[BEGIN Data to process]
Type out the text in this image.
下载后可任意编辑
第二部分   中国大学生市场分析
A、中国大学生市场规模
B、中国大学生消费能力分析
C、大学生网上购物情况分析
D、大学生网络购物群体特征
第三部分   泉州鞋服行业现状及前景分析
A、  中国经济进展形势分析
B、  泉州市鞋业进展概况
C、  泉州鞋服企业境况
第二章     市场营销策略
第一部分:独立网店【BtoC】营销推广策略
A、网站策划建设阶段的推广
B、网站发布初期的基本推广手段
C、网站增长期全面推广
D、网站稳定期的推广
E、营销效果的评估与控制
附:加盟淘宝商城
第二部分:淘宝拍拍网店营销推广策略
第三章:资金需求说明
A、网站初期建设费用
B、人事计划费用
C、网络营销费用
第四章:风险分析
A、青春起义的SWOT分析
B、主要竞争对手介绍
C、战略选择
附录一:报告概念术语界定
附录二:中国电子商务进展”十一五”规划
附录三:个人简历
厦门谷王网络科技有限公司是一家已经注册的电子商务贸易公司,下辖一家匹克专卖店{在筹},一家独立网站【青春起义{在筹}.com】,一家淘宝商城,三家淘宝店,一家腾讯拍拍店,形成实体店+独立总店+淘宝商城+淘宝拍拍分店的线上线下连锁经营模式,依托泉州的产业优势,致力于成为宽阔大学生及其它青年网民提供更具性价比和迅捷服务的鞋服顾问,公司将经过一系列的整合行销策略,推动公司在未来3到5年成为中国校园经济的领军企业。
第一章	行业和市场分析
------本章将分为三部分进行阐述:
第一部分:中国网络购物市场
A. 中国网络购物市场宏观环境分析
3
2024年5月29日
[END Data to process]
Identify lines with the string "第一部分". Copy each one.

第一部分:独立网店【BtoC】营销推广策略
第一部分:中国网络购物市场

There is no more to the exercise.